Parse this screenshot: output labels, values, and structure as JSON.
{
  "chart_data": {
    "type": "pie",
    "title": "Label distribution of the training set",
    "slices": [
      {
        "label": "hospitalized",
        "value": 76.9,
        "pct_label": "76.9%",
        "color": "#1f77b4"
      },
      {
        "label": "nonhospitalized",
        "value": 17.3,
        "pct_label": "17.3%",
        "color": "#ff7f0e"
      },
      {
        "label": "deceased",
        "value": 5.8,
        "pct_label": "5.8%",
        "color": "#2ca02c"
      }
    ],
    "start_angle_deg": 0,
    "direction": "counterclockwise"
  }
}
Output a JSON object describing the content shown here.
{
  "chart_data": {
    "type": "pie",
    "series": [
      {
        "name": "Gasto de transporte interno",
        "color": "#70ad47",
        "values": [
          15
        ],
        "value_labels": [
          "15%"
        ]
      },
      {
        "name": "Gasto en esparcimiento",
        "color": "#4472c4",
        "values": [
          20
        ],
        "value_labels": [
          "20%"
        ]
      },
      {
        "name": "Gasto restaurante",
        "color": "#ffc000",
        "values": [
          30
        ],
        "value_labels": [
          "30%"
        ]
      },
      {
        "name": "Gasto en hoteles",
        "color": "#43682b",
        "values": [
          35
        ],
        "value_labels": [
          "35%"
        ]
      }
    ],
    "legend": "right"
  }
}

§ **PROBLEM**:
Search the data above for lines holding "color" and copy each of them.

§ **EXERCISE RESPONSE**:
        "color": "#1f77b4"
        "color": "#ff7f0e"
        "color": "#2ca02c"
        "color": "#70ad47",
        "color": "#4472c4",
        "color": "#ffc000",
        "color": "#43682b",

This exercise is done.